WHAT IS REQUIRED: Reproduce all of the data below line for line without any changes, and leave the pictures out of your copy.

##### LISTED RECORDS

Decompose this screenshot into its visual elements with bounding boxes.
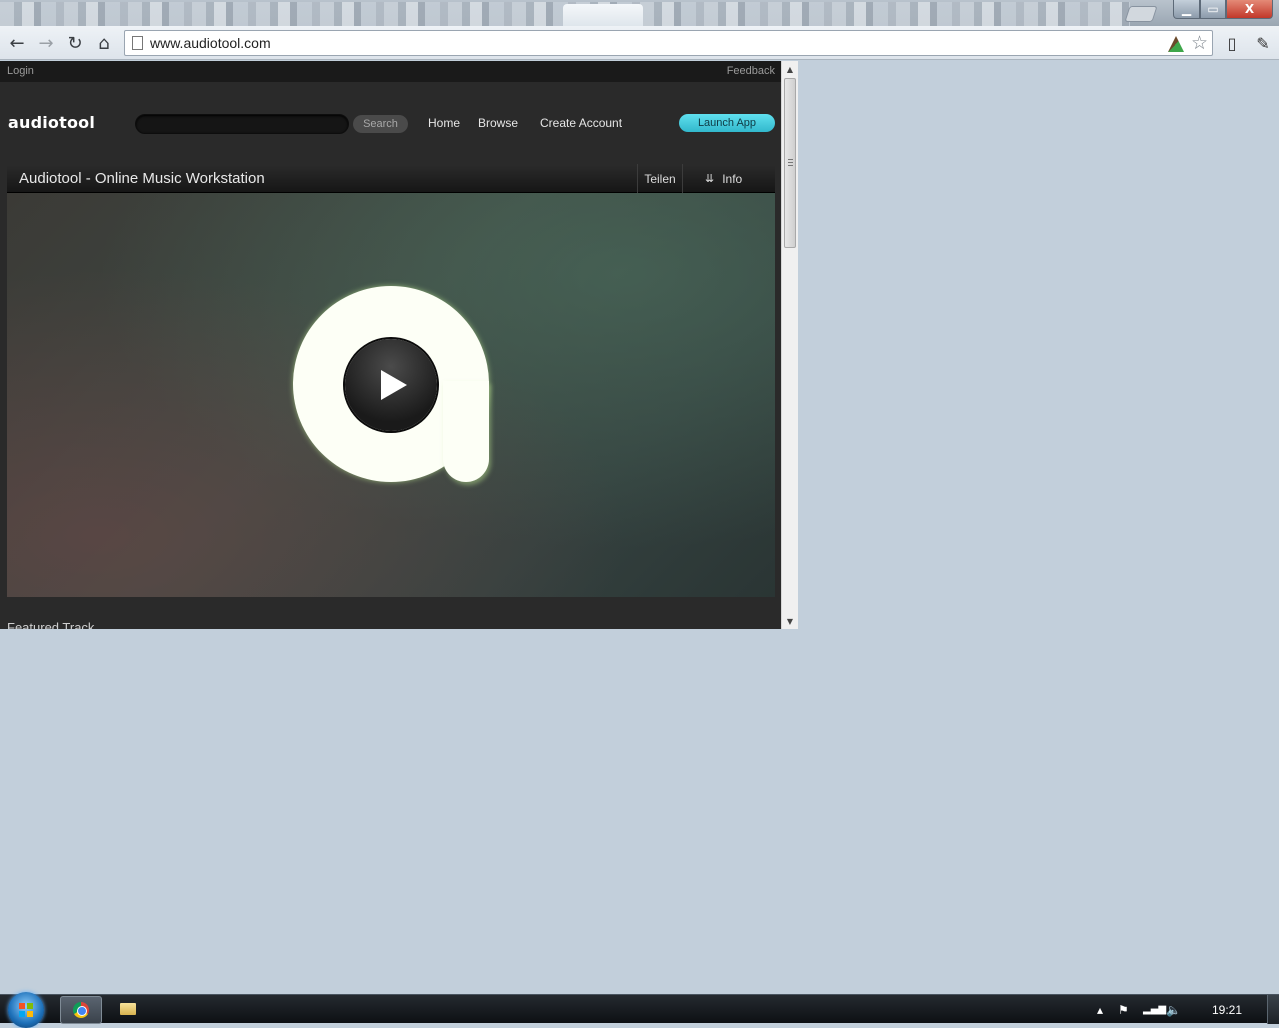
scroll-up-arrow-icon[interactable]: ▲: [782, 61, 798, 77]
volume-icon[interactable]: 🔈: [1166, 995, 1181, 1024]
back-arrow-icon[interactable]: ←: [5, 31, 29, 55]
nav-create-account[interactable]: Create Account: [540, 116, 622, 130]
windows-logo-icon: [19, 1003, 33, 1017]
grip-icon: [788, 159, 793, 166]
page-viewport: Login Feedback audiotool Search Home Bro…: [0, 61, 781, 629]
video-title[interactable]: Audiotool - Online Music Workstation: [19, 170, 265, 187]
feedback-link[interactable]: Feedback: [727, 65, 775, 77]
browser-tab-strip: ▁ ▭ X: [0, 0, 1279, 26]
launch-app-button[interactable]: Launch App: [679, 114, 775, 132]
window-controls: ▁ ▭ X: [1173, 0, 1273, 19]
play-icon: [381, 370, 407, 400]
windows-taskbar: ▴ ⚑ ▂▄▆ 🔈 19:21: [0, 992, 1279, 1028]
site-topbar: Login Feedback: [0, 61, 781, 82]
show-hidden-icons-icon[interactable]: ▴: [1097, 995, 1103, 1024]
share-button[interactable]: Teilen: [637, 164, 683, 193]
taskbar-explorer-button[interactable]: [108, 996, 148, 1024]
page-scrollbar[interactable]: ▲ ▼: [781, 61, 798, 629]
address-bar[interactable]: www.audiotool.com ☆: [124, 30, 1213, 56]
maximize-button[interactable]: ▭: [1200, 0, 1226, 19]
scroll-thumb[interactable]: [784, 78, 796, 248]
network-icon[interactable]: ▂▄▆: [1143, 995, 1166, 1024]
nav-browse[interactable]: Browse: [478, 116, 518, 130]
folder-icon: [120, 1003, 136, 1015]
new-tab-button[interactable]: [1124, 6, 1158, 22]
chrome-icon: [73, 1002, 89, 1018]
audiotool-logo[interactable]: audiotool: [8, 113, 95, 132]
forward-arrow-icon[interactable]: →: [34, 31, 58, 55]
active-tab[interactable]: [563, 4, 643, 26]
scroll-down-arrow-icon[interactable]: ▼: [782, 613, 798, 629]
site-header: audiotool Search Home Browse Create Acco…: [0, 82, 781, 162]
extension-icon[interactable]: [1168, 36, 1184, 52]
double-chevron-down-icon: ⇊: [705, 172, 715, 185]
play-button[interactable]: [345, 339, 437, 431]
minimize-button[interactable]: ▁: [1173, 0, 1200, 19]
star-icon[interactable]: ☆: [1191, 32, 1208, 54]
info-button[interactable]: ⇊ Info: [705, 164, 742, 193]
featured-track-heading: Featured Track: [7, 620, 95, 629]
action-center-flag-icon[interactable]: ⚑: [1118, 995, 1129, 1024]
url-text[interactable]: www.audiotool.com: [150, 35, 271, 51]
reload-icon[interactable]: ↻: [63, 31, 87, 55]
show-desktop-button[interactable]: [1267, 995, 1279, 1024]
video-player[interactable]: [7, 193, 775, 597]
search-input[interactable]: [135, 114, 349, 134]
search-button[interactable]: Search: [353, 115, 408, 133]
video-title-bar: Audiotool - Online Music Workstation Tei…: [7, 164, 775, 193]
taskbar-clock[interactable]: 19:21: [1212, 1003, 1242, 1017]
nav-home[interactable]: Home: [428, 116, 460, 130]
login-link[interactable]: Login: [7, 65, 34, 77]
wrench-icon[interactable]: ✎: [1251, 31, 1275, 55]
info-label: Info: [722, 171, 743, 186]
taskbar-chrome-button[interactable]: [60, 996, 102, 1024]
browser-toolbar: ← → ↻ ⌂ www.audiotool.com ☆ ▯ ✎: [0, 26, 1279, 60]
audiotool-a-logo-tail: [443, 381, 489, 482]
page-icon: [132, 36, 143, 50]
home-icon[interactable]: ⌂: [92, 31, 116, 55]
close-window-button[interactable]: X: [1226, 0, 1273, 19]
sync-icon[interactable]: ▯: [1220, 31, 1244, 55]
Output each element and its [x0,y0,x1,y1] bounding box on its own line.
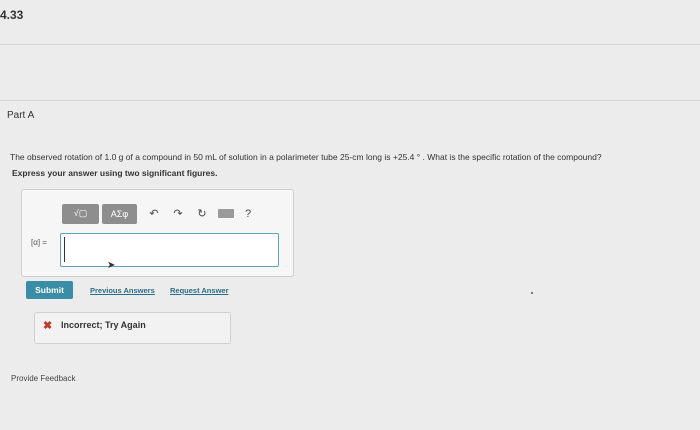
divider [0,100,700,101]
artifact-dot [531,292,533,294]
help-icon[interactable]: ? [238,204,258,224]
submit-button[interactable]: Submit [26,281,73,299]
keyboard-icon[interactable] [218,209,234,218]
greek-icon: ΑΣφ [110,208,129,219]
reset-icon[interactable]: ↻ [192,204,212,224]
request-answer-link[interactable]: Request Answer [170,286,229,295]
text-cursor [64,237,65,262]
answer-label: [α] = [31,238,47,247]
undo-icon[interactable]: ↶ [144,204,164,224]
templates-icon: √▢ [73,208,88,218]
incorrect-x-icon: ✖ [43,320,53,332]
feedback-status: Incorrect; Try Again [61,320,146,330]
problem-number: 4.33 [0,8,24,22]
previous-answers-link[interactable]: Previous Answers [90,286,155,295]
provide-feedback-link[interactable]: Provide Feedback [11,374,75,383]
question-text: The observed rotation of 1.0 g of a comp… [10,152,602,162]
mouse-pointer-icon: ➤ [107,260,116,271]
greek-symbols-button[interactable]: ΑΣφ [102,203,137,224]
math-toolbar: √▢ ΑΣφ ↶ ↷ ↻ ? [62,203,258,224]
templates-button[interactable]: √▢ [62,203,99,224]
part-label: Part A [7,110,35,121]
header-bar [0,0,700,38]
redo-icon[interactable]: ↷ [168,204,188,224]
divider [0,44,700,45]
answer-input[interactable] [60,233,279,267]
instruction-text: Express your answer using two significan… [12,168,218,178]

##########

THE SOLUTION:
Decompose this screenshot into its visual elements with bounding boxes.
scroll-up-arrow-icon[interactable]: ▲: [782, 61, 798, 77]
volume-icon[interactable]: 🔈: [1166, 995, 1181, 1024]
back-arrow-icon[interactable]: ←: [5, 31, 29, 55]
nav-create-account[interactable]: Create Account: [540, 116, 622, 130]
windows-logo-icon: [19, 1003, 33, 1017]
grip-icon: [788, 159, 793, 166]
page-viewport: Login Feedback audiotool Search Home Bro…: [0, 61, 781, 629]
video-title[interactable]: Audiotool - Online Music Workstation: [19, 170, 265, 187]
feedback-link[interactable]: Feedback: [727, 65, 775, 77]
browser-tab-strip: ▁ ▭ X: [0, 0, 1279, 26]
launch-app-button[interactable]: Launch App: [679, 114, 775, 132]
window-controls: ▁ ▭ X: [1173, 0, 1273, 19]
play-icon: [381, 370, 407, 400]
windows-taskbar: ▴ ⚑ ▂▄▆ 🔈 19:21: [0, 992, 1279, 1028]
site-topbar: Login Feedback: [0, 61, 781, 82]
show-hidden-icons-icon[interactable]: ▴: [1097, 995, 1103, 1024]
share-button[interactable]: Teilen: [637, 164, 683, 193]
taskbar-explorer-button[interactable]: [108, 996, 148, 1024]
page-scrollbar[interactable]: ▲ ▼: [781, 61, 798, 629]
address-bar[interactable]: www.audiotool.com ☆: [124, 30, 1213, 56]
maximize-button[interactable]: ▭: [1200, 0, 1226, 19]
scroll-thumb[interactable]: [784, 78, 796, 248]
network-icon[interactable]: ▂▄▆: [1143, 995, 1166, 1024]
nav-browse[interactable]: Browse: [478, 116, 518, 130]
folder-icon: [120, 1003, 136, 1015]
new-tab-button[interactable]: [1124, 6, 1158, 22]
chrome-icon: [73, 1002, 89, 1018]
audiotool-logo[interactable]: audiotool: [8, 113, 95, 132]
forward-arrow-icon[interactable]: →: [34, 31, 58, 55]
active-tab[interactable]: [563, 4, 643, 26]
scroll-down-arrow-icon[interactable]: ▼: [782, 613, 798, 629]
site-header: audiotool Search Home Browse Create Acco…: [0, 82, 781, 162]
extension-icon[interactable]: [1168, 36, 1184, 52]
double-chevron-down-icon: ⇊: [705, 172, 715, 185]
play-button[interactable]: [345, 339, 437, 431]
minimize-button[interactable]: ▁: [1173, 0, 1200, 19]
star-icon[interactable]: ☆: [1191, 32, 1208, 54]
info-button[interactable]: ⇊ Info: [705, 164, 742, 193]
featured-track-heading: Featured Track: [7, 620, 95, 629]
action-center-flag-icon[interactable]: ⚑: [1118, 995, 1129, 1024]
url-text[interactable]: www.audiotool.com: [150, 35, 271, 51]
reload-icon[interactable]: ↻: [63, 31, 87, 55]
show-desktop-button[interactable]: [1267, 995, 1279, 1024]
video-player[interactable]: [7, 193, 775, 597]
search-input[interactable]: [135, 114, 349, 134]
search-button[interactable]: Search: [353, 115, 408, 133]
video-title-bar: Audiotool - Online Music Workstation Tei…: [7, 164, 775, 193]
taskbar-clock[interactable]: 19:21: [1212, 1003, 1242, 1017]
nav-home[interactable]: Home: [428, 116, 460, 130]
login-link[interactable]: Login: [7, 65, 34, 77]
wrench-icon[interactable]: ✎: [1251, 31, 1275, 55]
info-label: Info: [722, 171, 743, 186]
taskbar-chrome-button[interactable]: [60, 996, 102, 1024]
browser-toolbar: ← → ↻ ⌂ www.audiotool.com ☆ ▯ ✎: [0, 26, 1279, 60]
audiotool-a-logo-tail: [443, 381, 489, 482]
page-icon: [132, 36, 143, 50]
home-icon[interactable]: ⌂: [92, 31, 116, 55]
close-window-button[interactable]: X: [1226, 0, 1273, 19]
sync-icon[interactable]: ▯: [1220, 31, 1244, 55]
Output each element and its [x0,y0,x1,y1] bounding box on its own line.
divider [0,100,700,101]
artifact-dot [531,292,533,294]
help-icon[interactable]: ? [238,204,258,224]
submit-button[interactable]: Submit [26,281,73,299]
keyboard-icon[interactable] [218,209,234,218]
greek-icon: ΑΣφ [110,208,129,219]
reset-icon[interactable]: ↻ [192,204,212,224]
request-answer-link[interactable]: Request Answer [170,286,229,295]
text-cursor [64,237,65,262]
answer-label: [α] = [31,238,47,247]
undo-icon[interactable]: ↶ [144,204,164,224]
templates-icon: √▢ [73,208,88,218]
incorrect-x-icon: ✖ [43,320,53,332]
feedback-status: Incorrect; Try Again [61,320,146,330]
problem-number: 4.33 [0,8,24,22]
previous-answers-link[interactable]: Previous Answers [90,286,155,295]
provide-feedback-link[interactable]: Provide Feedback [11,374,75,383]
question-text: The observed rotation of 1.0 g of a comp… [10,152,602,162]
mouse-pointer-icon: ➤ [107,260,116,271]
greek-symbols-button[interactable]: ΑΣφ [102,203,137,224]
math-toolbar: √▢ ΑΣφ ↶ ↷ ↻ ? [62,203,258,224]
templates-button[interactable]: √▢ [62,203,99,224]
part-label: Part A [7,110,35,121]
header-bar [0,0,700,38]
redo-icon[interactable]: ↷ [168,204,188,224]
divider [0,44,700,45]
answer-input[interactable] [60,233,279,267]
instruction-text: Express your answer using two significan… [12,168,218,178]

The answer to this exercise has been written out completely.